EXERCISE:
Retype the lines below verbatim, starting at the line containing "- candidate-avatar-icon: [1571, 1259, 1656, 1361]" and continuing through the line containing "- x-tick-label: Antonio: [709, 1392, 811, 1425]", with both of those lines included.

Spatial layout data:
******

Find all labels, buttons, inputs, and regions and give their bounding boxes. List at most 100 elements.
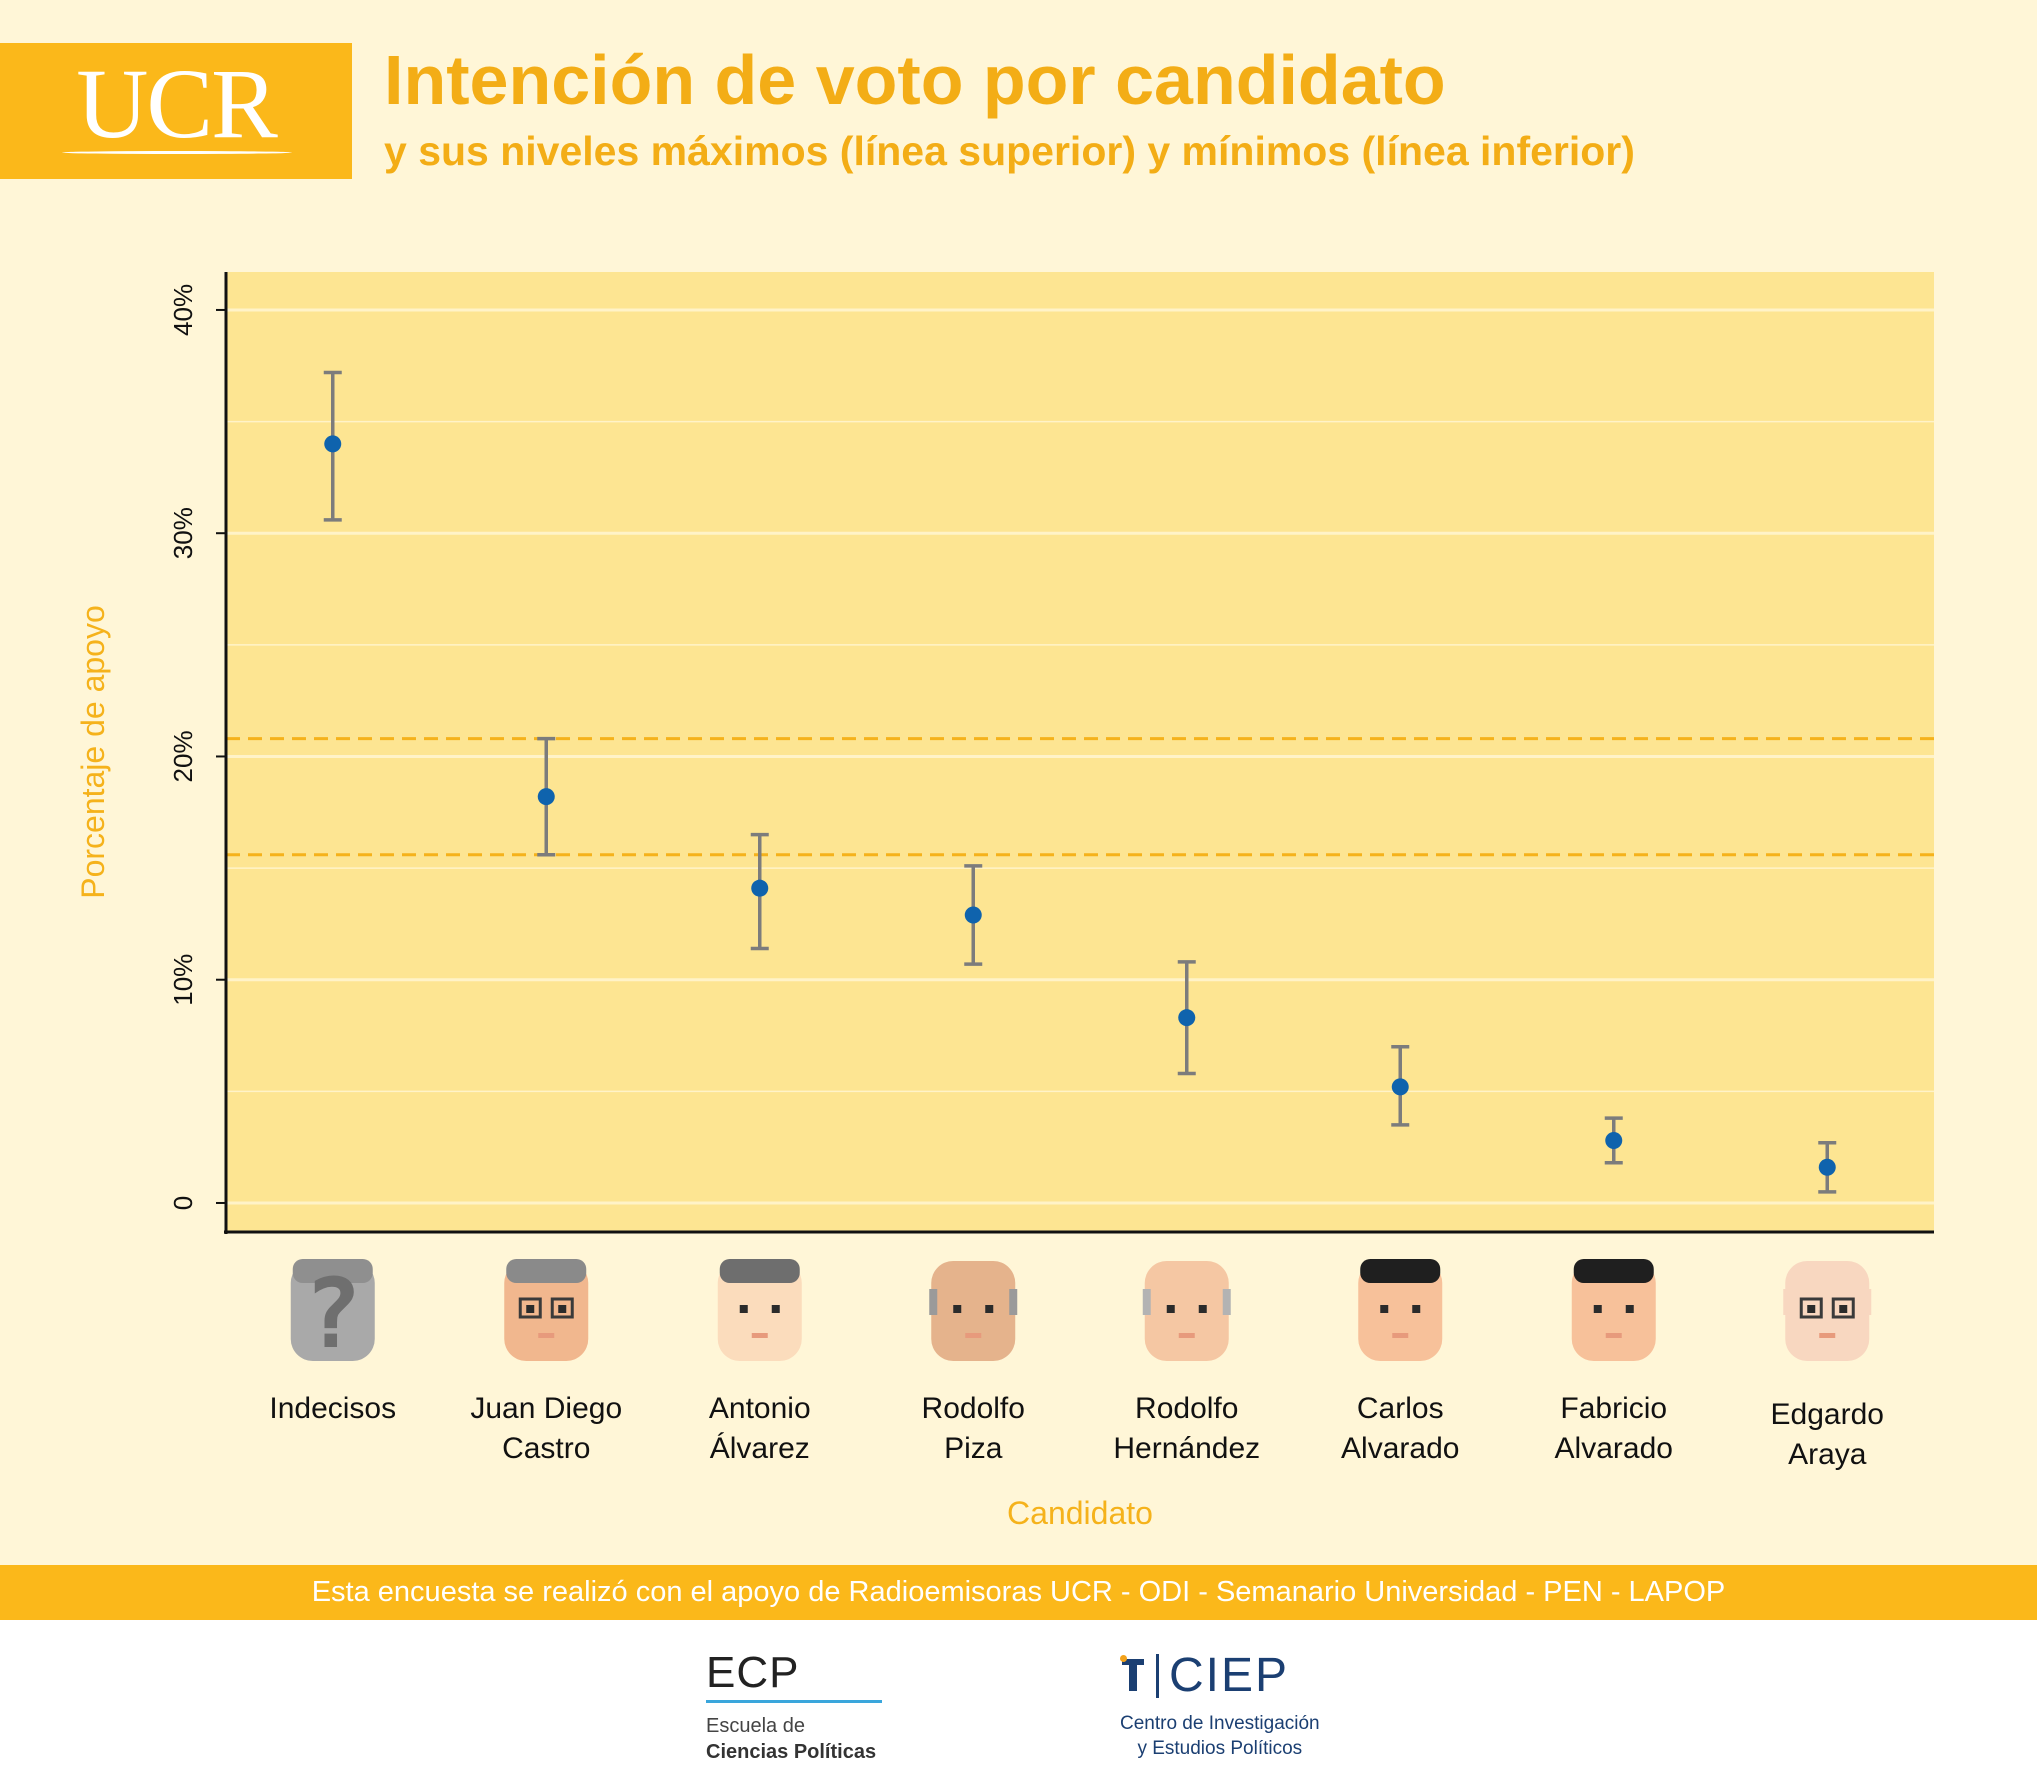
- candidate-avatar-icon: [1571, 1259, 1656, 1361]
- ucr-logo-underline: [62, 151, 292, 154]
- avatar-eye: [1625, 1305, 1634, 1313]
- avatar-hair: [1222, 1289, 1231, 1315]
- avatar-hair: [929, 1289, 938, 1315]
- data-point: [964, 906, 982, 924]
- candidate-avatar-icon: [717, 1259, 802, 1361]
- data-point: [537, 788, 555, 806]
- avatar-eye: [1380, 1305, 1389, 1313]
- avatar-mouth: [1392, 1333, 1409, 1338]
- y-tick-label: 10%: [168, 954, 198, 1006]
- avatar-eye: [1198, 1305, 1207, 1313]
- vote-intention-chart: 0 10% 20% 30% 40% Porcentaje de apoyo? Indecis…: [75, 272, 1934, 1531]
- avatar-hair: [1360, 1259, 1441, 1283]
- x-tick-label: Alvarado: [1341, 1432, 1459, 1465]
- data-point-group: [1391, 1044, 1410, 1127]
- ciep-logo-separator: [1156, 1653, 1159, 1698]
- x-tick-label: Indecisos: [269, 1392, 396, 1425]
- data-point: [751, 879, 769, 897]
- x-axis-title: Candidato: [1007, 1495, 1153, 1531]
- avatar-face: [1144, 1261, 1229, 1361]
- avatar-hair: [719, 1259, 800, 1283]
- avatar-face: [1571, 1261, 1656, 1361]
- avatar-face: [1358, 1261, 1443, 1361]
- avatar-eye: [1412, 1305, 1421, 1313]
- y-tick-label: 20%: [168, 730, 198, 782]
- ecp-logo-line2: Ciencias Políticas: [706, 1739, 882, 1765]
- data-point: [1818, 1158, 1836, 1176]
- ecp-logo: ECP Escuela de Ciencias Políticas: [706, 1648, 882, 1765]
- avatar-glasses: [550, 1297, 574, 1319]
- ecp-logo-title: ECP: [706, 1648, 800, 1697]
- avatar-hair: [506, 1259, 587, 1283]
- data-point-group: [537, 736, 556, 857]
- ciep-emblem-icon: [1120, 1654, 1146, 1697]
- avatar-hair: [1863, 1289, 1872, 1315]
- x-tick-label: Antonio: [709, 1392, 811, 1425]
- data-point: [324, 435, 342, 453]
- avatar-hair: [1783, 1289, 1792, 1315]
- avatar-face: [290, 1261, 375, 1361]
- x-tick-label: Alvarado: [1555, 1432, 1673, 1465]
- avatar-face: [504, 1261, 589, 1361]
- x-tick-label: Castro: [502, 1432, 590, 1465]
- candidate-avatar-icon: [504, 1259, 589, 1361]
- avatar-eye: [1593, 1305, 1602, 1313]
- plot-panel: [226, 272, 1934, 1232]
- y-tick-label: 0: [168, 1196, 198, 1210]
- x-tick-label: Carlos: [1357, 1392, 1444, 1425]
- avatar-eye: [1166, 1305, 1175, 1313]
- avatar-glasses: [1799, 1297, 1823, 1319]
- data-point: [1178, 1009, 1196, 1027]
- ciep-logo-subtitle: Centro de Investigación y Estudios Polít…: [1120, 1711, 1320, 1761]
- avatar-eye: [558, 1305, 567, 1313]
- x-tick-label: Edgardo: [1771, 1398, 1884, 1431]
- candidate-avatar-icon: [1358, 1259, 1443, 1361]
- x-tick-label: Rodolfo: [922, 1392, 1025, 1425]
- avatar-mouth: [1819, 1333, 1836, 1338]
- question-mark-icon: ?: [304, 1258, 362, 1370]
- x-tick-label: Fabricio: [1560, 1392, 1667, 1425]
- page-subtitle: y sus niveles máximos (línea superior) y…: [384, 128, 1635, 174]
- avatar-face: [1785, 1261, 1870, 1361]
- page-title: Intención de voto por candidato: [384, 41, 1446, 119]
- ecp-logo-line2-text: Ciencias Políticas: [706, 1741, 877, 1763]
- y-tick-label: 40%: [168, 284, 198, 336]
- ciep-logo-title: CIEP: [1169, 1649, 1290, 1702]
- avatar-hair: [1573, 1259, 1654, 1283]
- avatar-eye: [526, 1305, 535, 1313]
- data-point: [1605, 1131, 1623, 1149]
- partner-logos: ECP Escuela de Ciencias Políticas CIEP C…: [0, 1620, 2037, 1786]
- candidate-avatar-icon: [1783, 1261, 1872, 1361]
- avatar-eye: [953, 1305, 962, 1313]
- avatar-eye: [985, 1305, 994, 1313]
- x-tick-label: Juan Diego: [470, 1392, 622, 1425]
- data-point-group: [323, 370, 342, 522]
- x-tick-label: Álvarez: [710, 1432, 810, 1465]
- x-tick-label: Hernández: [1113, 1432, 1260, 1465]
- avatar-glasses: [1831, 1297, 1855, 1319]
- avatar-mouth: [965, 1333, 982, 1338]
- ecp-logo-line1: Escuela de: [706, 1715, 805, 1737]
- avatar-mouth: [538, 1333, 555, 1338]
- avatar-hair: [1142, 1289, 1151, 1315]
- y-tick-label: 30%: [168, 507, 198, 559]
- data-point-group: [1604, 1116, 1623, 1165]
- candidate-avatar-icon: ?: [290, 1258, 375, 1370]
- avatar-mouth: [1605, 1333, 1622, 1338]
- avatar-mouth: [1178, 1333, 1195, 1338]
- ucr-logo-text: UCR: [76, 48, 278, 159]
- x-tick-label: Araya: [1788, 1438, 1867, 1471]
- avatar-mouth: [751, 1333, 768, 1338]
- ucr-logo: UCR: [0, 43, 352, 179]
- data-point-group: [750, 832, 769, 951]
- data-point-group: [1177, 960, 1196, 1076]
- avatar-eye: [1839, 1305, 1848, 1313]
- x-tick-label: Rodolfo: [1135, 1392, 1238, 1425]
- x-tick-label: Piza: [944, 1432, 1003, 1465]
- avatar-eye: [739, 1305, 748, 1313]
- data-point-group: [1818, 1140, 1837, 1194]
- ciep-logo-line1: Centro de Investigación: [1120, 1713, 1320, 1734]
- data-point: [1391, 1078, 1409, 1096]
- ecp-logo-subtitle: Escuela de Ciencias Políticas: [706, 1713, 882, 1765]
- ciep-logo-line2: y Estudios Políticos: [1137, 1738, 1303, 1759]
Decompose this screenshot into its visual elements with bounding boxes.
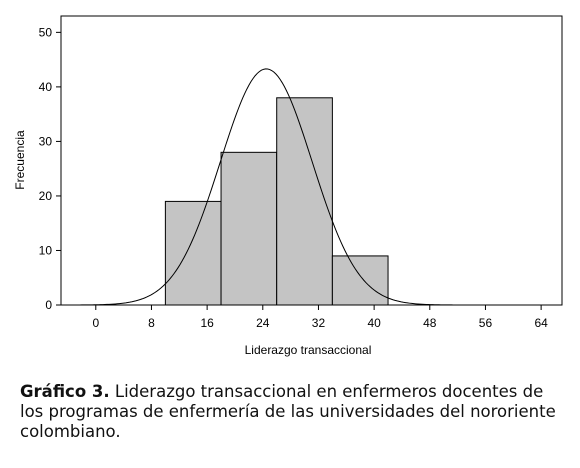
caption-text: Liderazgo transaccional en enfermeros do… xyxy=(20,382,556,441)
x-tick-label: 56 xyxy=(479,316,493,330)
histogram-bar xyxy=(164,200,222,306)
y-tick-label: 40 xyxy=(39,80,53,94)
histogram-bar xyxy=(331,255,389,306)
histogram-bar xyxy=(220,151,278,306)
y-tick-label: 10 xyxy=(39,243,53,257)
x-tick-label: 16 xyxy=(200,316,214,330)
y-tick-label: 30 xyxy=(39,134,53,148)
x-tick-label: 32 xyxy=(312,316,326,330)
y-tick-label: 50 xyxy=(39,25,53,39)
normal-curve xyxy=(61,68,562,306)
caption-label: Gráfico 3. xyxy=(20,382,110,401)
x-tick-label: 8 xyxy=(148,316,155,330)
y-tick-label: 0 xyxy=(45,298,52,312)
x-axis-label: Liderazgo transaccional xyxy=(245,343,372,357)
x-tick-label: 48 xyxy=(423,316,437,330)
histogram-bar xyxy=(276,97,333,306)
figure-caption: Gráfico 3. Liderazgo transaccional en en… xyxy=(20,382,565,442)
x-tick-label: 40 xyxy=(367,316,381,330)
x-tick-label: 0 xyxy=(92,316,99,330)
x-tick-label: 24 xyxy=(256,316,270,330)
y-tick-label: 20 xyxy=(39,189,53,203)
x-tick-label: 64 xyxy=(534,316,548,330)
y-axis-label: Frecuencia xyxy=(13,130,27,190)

******

EXERCISE OUTPUT:
- candidate-avatar-icon: [1571, 1259, 1656, 1361]
- ucr-logo-underline: [62, 151, 292, 154]
- avatar-eye: [1625, 1305, 1634, 1313]
- avatar-hair: [1222, 1289, 1231, 1315]
- avatar-hair: [929, 1289, 938, 1315]
- data-point: [964, 906, 982, 924]
- candidate-avatar-icon: [717, 1259, 802, 1361]
- data-point: [537, 788, 555, 806]
- avatar-eye: [1380, 1305, 1389, 1313]
- avatar-mouth: [1392, 1333, 1409, 1338]
- y-tick-label: 10%: [168, 954, 198, 1006]
- avatar-eye: [1198, 1305, 1207, 1313]
- vote-intention-chart: 0 10% 20% 30% 40% Porcentaje de apoyo? Indecis…: [75, 272, 1934, 1531]
- avatar-hair: [1360, 1259, 1441, 1283]
- x-tick-label: Alvarado: [1341, 1432, 1459, 1465]
- data-point-group: [1391, 1044, 1410, 1127]
- ciep-logo-separator: [1156, 1653, 1159, 1698]
- x-tick-label: Indecisos: [269, 1392, 396, 1425]
- data-point: [751, 879, 769, 897]
- x-axis-title: Candidato: [1007, 1495, 1153, 1531]
- avatar-face: [1144, 1261, 1229, 1361]
- avatar-hair: [719, 1259, 800, 1283]
- avatar-face: [1571, 1261, 1656, 1361]
- avatar-face: [1358, 1261, 1443, 1361]
- avatar-eye: [1412, 1305, 1421, 1313]
- y-tick-label: 20%: [168, 730, 198, 782]
- ecp-logo-line2: Ciencias Políticas: [706, 1739, 882, 1765]
- data-point: [1818, 1158, 1836, 1176]
- ecp-logo: ECP Escuela de Ciencias Políticas: [706, 1648, 882, 1765]
- avatar-glasses: [550, 1297, 574, 1319]
- ecp-logo-title: ECP: [706, 1648, 800, 1697]
- avatar-hair: [506, 1259, 587, 1283]
- data-point-group: [537, 736, 556, 857]
- ciep-emblem-icon: [1120, 1654, 1146, 1697]
- avatar-hair: [1863, 1289, 1872, 1315]
- x-tick-label: Antonio: [709, 1392, 811, 1425]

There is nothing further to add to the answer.